- Exercise brief -
Restate the whole listing word for word. Pictures are left out.

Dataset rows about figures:

***

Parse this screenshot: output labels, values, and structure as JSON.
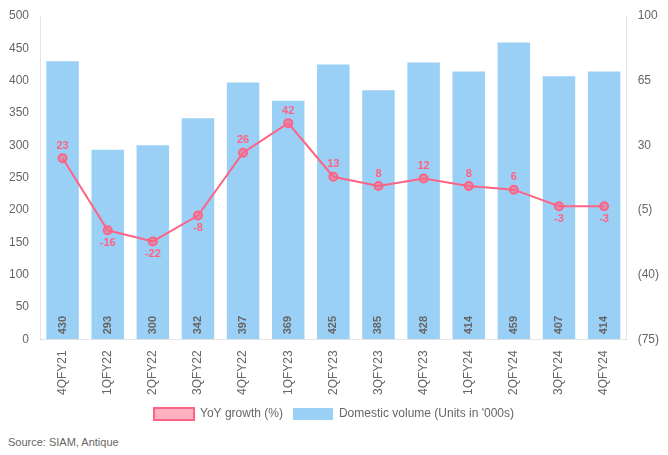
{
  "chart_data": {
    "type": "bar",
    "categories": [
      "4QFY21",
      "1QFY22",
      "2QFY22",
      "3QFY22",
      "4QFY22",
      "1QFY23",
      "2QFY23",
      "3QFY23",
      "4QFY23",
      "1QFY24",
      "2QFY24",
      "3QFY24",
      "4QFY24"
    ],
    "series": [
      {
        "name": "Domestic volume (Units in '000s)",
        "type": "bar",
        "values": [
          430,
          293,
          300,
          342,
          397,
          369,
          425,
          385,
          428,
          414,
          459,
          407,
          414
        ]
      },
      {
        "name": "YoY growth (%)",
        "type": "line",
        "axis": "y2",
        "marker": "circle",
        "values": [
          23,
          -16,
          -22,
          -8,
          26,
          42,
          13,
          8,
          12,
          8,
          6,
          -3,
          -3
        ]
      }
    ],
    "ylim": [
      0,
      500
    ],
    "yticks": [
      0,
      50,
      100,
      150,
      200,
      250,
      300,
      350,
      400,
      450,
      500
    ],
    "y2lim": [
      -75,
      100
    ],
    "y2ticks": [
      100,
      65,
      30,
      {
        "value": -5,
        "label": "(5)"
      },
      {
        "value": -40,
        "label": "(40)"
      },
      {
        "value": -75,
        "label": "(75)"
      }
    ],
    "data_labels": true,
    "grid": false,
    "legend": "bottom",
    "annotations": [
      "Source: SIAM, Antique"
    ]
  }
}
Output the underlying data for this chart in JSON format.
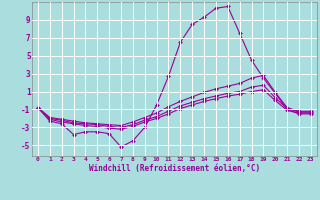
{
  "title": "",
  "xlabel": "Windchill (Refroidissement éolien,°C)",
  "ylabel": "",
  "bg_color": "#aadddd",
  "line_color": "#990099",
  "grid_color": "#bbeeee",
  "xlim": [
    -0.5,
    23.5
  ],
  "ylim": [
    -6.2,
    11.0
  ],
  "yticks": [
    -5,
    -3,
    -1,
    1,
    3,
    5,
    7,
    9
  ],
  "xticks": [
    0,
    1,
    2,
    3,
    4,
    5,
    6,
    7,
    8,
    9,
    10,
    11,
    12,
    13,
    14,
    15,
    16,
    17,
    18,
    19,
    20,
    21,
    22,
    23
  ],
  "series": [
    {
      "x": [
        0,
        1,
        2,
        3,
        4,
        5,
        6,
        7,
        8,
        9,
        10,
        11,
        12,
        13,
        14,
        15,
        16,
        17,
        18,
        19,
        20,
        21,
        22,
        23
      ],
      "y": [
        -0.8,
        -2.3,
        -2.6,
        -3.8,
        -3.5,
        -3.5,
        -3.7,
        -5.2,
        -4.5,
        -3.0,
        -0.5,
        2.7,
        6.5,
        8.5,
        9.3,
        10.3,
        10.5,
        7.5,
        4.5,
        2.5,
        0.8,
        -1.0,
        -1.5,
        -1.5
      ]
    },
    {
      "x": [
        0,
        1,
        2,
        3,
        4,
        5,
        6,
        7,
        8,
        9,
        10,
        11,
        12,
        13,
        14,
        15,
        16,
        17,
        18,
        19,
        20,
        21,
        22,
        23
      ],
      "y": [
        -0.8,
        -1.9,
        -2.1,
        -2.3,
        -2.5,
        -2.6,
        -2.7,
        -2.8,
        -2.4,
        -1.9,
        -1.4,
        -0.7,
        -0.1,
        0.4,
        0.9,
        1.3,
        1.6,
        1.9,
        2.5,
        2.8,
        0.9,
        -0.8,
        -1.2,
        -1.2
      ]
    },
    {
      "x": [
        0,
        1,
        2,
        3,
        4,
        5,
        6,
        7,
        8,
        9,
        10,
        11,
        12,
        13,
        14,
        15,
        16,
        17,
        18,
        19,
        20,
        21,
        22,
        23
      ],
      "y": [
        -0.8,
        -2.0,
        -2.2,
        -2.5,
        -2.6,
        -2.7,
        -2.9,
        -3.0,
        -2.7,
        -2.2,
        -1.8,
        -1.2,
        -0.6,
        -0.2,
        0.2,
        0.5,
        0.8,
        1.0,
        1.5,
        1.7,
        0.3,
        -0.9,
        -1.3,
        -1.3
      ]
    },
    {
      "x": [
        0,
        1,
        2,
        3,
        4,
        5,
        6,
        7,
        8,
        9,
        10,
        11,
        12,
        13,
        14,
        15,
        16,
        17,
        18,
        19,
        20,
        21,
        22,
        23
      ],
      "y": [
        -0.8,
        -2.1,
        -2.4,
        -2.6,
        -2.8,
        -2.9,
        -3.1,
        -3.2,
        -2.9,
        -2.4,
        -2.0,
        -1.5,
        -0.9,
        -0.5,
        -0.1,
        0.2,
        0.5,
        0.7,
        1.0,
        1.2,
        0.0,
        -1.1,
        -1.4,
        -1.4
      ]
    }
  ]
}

***

- Answer in full -
Parse this screenshot: output labels, values, and structure as JSON.
{
  "chart_data": {
    "type": "bar",
    "categories": [
      "4QFY21",
      "1QFY22",
      "2QFY22",
      "3QFY22",
      "4QFY22",
      "1QFY23",
      "2QFY23",
      "3QFY23",
      "4QFY23",
      "1QFY24",
      "2QFY24",
      "3QFY24",
      "4QFY24"
    ],
    "series": [
      {
        "name": "Domestic volume (Units in '000s)",
        "type": "bar",
        "values": [
          430,
          293,
          300,
          342,
          397,
          369,
          425,
          385,
          428,
          414,
          459,
          407,
          414
        ]
      },
      {
        "name": "YoY growth (%)",
        "type": "line",
        "axis": "y2",
        "marker": "circle",
        "values": [
          23,
          -16,
          -22,
          -8,
          26,
          42,
          13,
          8,
          12,
          8,
          6,
          -3,
          -3
        ]
      }
    ],
    "ylim": [
      0,
      500
    ],
    "yticks": [
      0,
      50,
      100,
      150,
      200,
      250,
      300,
      350,
      400,
      450,
      500
    ],
    "y2lim": [
      -75,
      100
    ],
    "y2ticks": [
      100,
      65,
      30,
      {
        "value": -5,
        "label": "(5)"
      },
      {
        "value": -40,
        "label": "(40)"
      },
      {
        "value": -75,
        "label": "(75)"
      }
    ],
    "data_labels": true,
    "grid": false,
    "legend": "bottom",
    "annotations": [
      "Source: SIAM, Antique"
    ]
  }
}
Output the underlying data for this chart in JSON format.
{
  "title": "",
  "xlabel": "Windchill (Refroidissement éolien,°C)",
  "ylabel": "",
  "bg_color": "#aadddd",
  "line_color": "#990099",
  "grid_color": "#bbeeee",
  "xlim": [
    -0.5,
    23.5
  ],
  "ylim": [
    -6.2,
    11.0
  ],
  "yticks": [
    -5,
    -3,
    -1,
    1,
    3,
    5,
    7,
    9
  ],
  "xticks": [
    0,
    1,
    2,
    3,
    4,
    5,
    6,
    7,
    8,
    9,
    10,
    11,
    12,
    13,
    14,
    15,
    16,
    17,
    18,
    19,
    20,
    21,
    22,
    23
  ],
  "series": [
    {
      "x": [
        0,
        1,
        2,
        3,
        4,
        5,
        6,
        7,
        8,
        9,
        10,
        11,
        12,
        13,
        14,
        15,
        16,
        17,
        18,
        19,
        20,
        21,
        22,
        23
      ],
      "y": [
        -0.8,
        -2.3,
        -2.6,
        -3.8,
        -3.5,
        -3.5,
        -3.7,
        -5.2,
        -4.5,
        -3.0,
        -0.5,
        2.7,
        6.5,
        8.5,
        9.3,
        10.3,
        10.5,
        7.5,
        4.5,
        2.5,
        0.8,
        -1.0,
        -1.5,
        -1.5
      ]
    },
    {
      "x": [
        0,
        1,
        2,
        3,
        4,
        5,
        6,
        7,
        8,
        9,
        10,
        11,
        12,
        13,
        14,
        15,
        16,
        17,
        18,
        19,
        20,
        21,
        22,
        23
      ],
      "y": [
        -0.8,
        -1.9,
        -2.1,
        -2.3,
        -2.5,
        -2.6,
        -2.7,
        -2.8,
        -2.4,
        -1.9,
        -1.4,
        -0.7,
        -0.1,
        0.4,
        0.9,
        1.3,
        1.6,
        1.9,
        2.5,
        2.8,
        0.9,
        -0.8,
        -1.2,
        -1.2
      ]
    },
    {
      "x": [
        0,
        1,
        2,
        3,
        4,
        5,
        6,
        7,
        8,
        9,
        10,
        11,
        12,
        13,
        14,
        15,
        16,
        17,
        18,
        19,
        20,
        21,
        22,
        23
      ],
      "y": [
        -0.8,
        -2.0,
        -2.2,
        -2.5,
        -2.6,
        -2.7,
        -2.9,
        -3.0,
        -2.7,
        -2.2,
        -1.8,
        -1.2,
        -0.6,
        -0.2,
        0.2,
        0.5,
        0.8,
        1.0,
        1.5,
        1.7,
        0.3,
        -0.9,
        -1.3,
        -1.3
      ]
    },
    {
      "x": [
        0,
        1,
        2,
        3,
        4,
        5,
        6,
        7,
        8,
        9,
        10,
        11,
        12,
        13,
        14,
        15,
        16,
        17,
        18,
        19,
        20,
        21,
        22,
        23
      ],
      "y": [
        -0.8,
        -2.1,
        -2.4,
        -2.6,
        -2.8,
        -2.9,
        -3.1,
        -3.2,
        -2.9,
        -2.4,
        -2.0,
        -1.5,
        -0.9,
        -0.5,
        -0.1,
        0.2,
        0.5,
        0.7,
        1.0,
        1.2,
        0.0,
        -1.1,
        -1.4,
        -1.4
      ]
    }
  ]
}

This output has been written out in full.